• **WORK INSTRUCTIONS**
From the entries that follow, extract each line holding the string "this".

• **EXERCISE INPUT**
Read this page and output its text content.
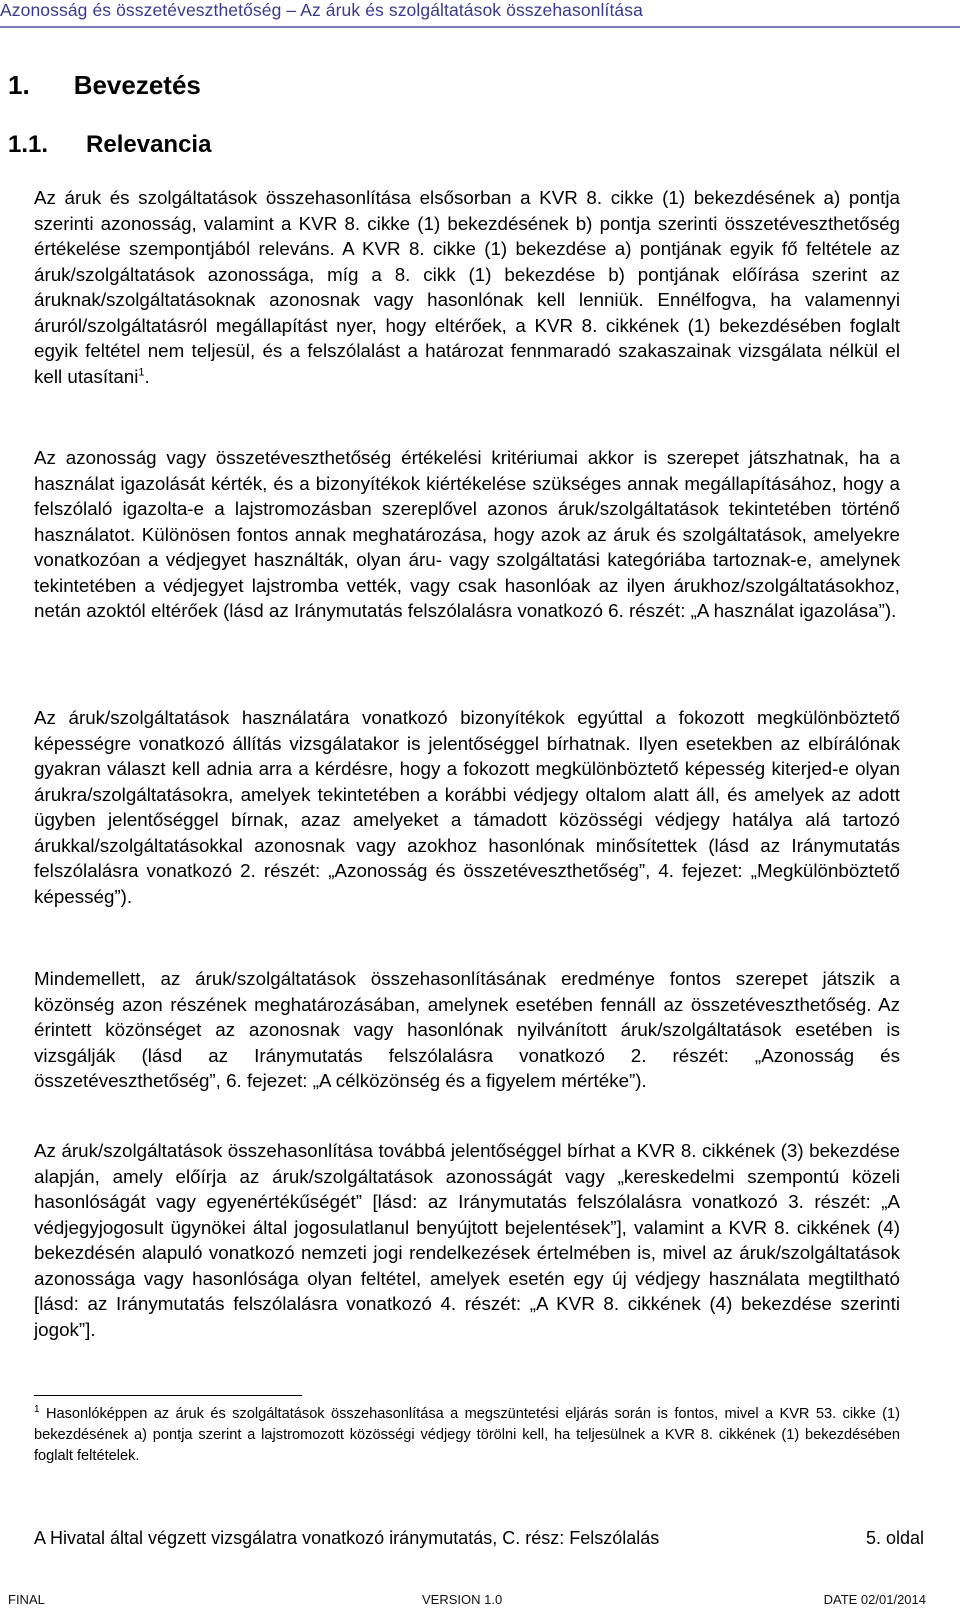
Azonosság és összetéveszthetőség – Az áruk és szolgáltatások összehasonlítása
1. Bevezetés
1.1. Relevancia

Az áruk és szolgáltatások összehasonlítása elsősorban a KVR 8. cikke (1) bekezdésének a) pontja szerinti azonosság, valamint a KVR 8. cikke (1) bekezdésének b) pontja szerinti összetéveszthetőség értékelése szempontjából releváns. A KVR 8. cikke (1) bekezdése a) pontjának egyik fő feltétele az áruk/szolgáltatások azonossága, míg a 8. cikk (1) bekezdése b) pontjának előírása szerint az áruknak/szolgáltatásoknak azonosnak vagy hasonlónak kell lenniük. Ennélfogva, ha valamennyi áruról/szolgáltatásról megállapítást nyer, hogy eltérőek, a KVR 8. cikkének (1) bekezdésében foglalt egyik feltétel nem teljesül, és a felszólalást a határozat fennmaradó szakaszainak vizsgálata nélkül el kell utasítani$^1$.

Az azonosság vagy összetéveszthetőség értékelési kritériumai akkor is szerepet játszhatnak, ha a használat igazolását kérték, és a bizonyítékok kiértékelése szükséges annak megállapításához, hogy a felszólaló igazolta-e a lajstromozásban szereplővel azonos áruk/szolgáltatások tekintetében történő használatot. Különösen fontos annak meghatározása, hogy azok az áruk és szolgáltatások, amelyekre vonatkozóan a védjegyet használták, olyan áru- vagy szolgáltatási kategóriába tartoznak-e, amelynek tekintetében a védjegyet lajstromba vették, vagy csak hasonlóak az ilyen árukhoz/szolgáltatásokhoz, netán azoktól eltérőek (lásd az Iránymutatás felszólalásra vonatkozó 6. részét: „A használat igazolása”).

Az áruk/szolgáltatások használatára vonatkozó bizonyítékok egyúttal a fokozott megkülönböztető képességre vonatkozó állítás vizsgálatakor is jelentőséggel bírhatnak. Ilyen esetekben az elbírálónak gyakran választ kell adnia arra a kérdésre, hogy a fokozott megkülönböztető képesség kiterjed-e olyan árukra/szolgáltatásokra, amelyek tekintetében a korábbi védjegy oltalom alatt áll, és amelyek az adott ügyben jelentőséggel bírnak, azaz amelyeket a támadott közösségi védjegy hatálya alá tartozó árukkal/szolgáltatásokkal azonosnak vagy azokhoz hasonlónak minősítettek (lásd az Iránymutatás felszólalásra vonatkozó 2. részét: „Azonosság és összetéveszthetőség”, 4. fejezet: „Megkülönböztető képesség”).

Mindemellett, az áruk/szolgáltatások összehasonlításának eredménye fontos szerepet játszik a közönség azon részének meghatározásában, amelynek esetében fennáll az összetéveszthetőség. Az érintett közönséget az azonosnak vagy hasonlónak nyilvánított áruk/szolgáltatások esetében is vizsgálják (lásd az Iránymutatás felszólalásra vonatkozó 2. részét: „Azonosság és összetéveszthetőség”, 6. fejezet: „A célközönség és a figyelem mértéke”).

Az áruk/szolgáltatások összehasonlítása továbbá jelentőséggel bírhat a KVR 8. cikkének (3) bekezdése alapján, amely előírja az áruk/szolgáltatások azonosságát vagy „kereskedelmi szempontú közeli hasonlóságát vagy egyenértékűségét” [lásd: az Iránymutatás felszólalásra vonatkozó 3. részét: „A védjegyjogosult ügynökei által jogosulatlanul benyújtott bejelentések”], valamint a KVR 8. cikkének (4) bekezdésén alapuló vonatkozó nemzeti jogi rendelkezések értelmében is, mivel az áruk/szolgáltatások azonossága vagy hasonlósága olyan feltétel, amelyek esetén egy új védjegy használata megtiltható [lásd: az Iránymutatás felszólalásra vonatkozó 4. részét: „A KVR 8. cikkének (4) bekezdése szerinti jogok”].

$^1$ Hasonlóképpen az áruk és szolgáltatások összehasonlítása a megszüntetési eljárás során is fontos, mivel a KVR 53. cikke (1) bekezdésének a) pontja szerint a lajstromozott közösségi védjegy törölni kell, ha teljesülnek a KVR 8. cikkének (1) bekezdésében foglalt feltételek.

A Hivatal által végzett vizsgálatra vonatkozó iránymutatás, C. rész: Felszólalás	5. oldal
FINAL	VERSION 1.0	DATE 02/01/2014
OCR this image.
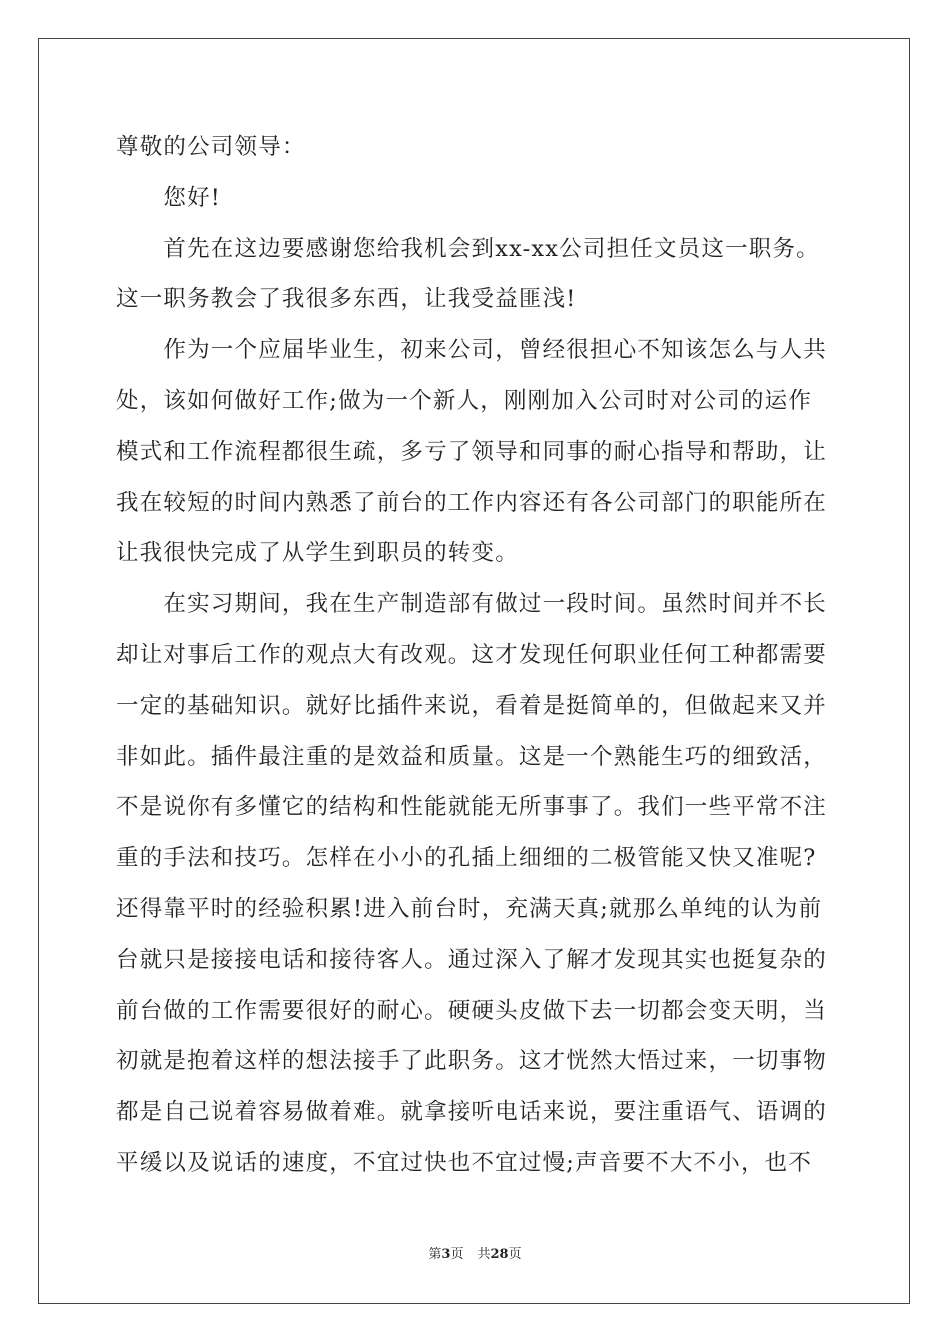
尊敬的公司领导：
　　您好!
　　首先在这边要感谢您给我机会到xx-xx公司担任文员这一职务。
这一职务教会了我很多东西，让我受益匪浅!
　　作为一个应届毕业生，初来公司，曾经很担心不知该怎么与人共
处，该如何做好工作;做为一个新人，刚刚加入公司时对公司的运作
模式和工作流程都很生疏，多亏了领导和同事的耐心指导和帮助，让
我在较短的时间内熟悉了前台的工作内容还有各公司部门的职能所在
让我很快完成了从学生到职员的转变。
　　在实习期间，我在生产制造部有做过一段时间。虽然时间并不长
却让对事后工作的观点大有改观。这才发现任何职业任何工种都需要
一定的基础知识。就好比插件来说，看着是挺简单的，但做起来又并
非如此。插件最注重的是效益和质量。这是一个熟能生巧的细致活，
不是说你有多懂它的结构和性能就能无所事事了。我们一些平常不注
重的手法和技巧。怎样在小小的孔插上细细的二极管能又快又准呢?
还得靠平时的经验积累!进入前台时，充满天真;就那么单纯的认为前
台就只是接接电话和接待客人。通过深入了解才发现其实也挺复杂的
前台做的工作需要很好的耐心。硬硬头皮做下去一切都会变天明，当
初就是抱着这样的想法接手了此职务。这才恍然大悟过来，一切事物
都是自己说着容易做着难。就拿接听电话来说，要注重语气、语调的
平缓以及说话的速度，不宜过快也不宜过慢;声音要不大不小，也不
第3页 共28页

• **PROBLEM SOLUTION**
Read this page and output its text content.
OCR this image.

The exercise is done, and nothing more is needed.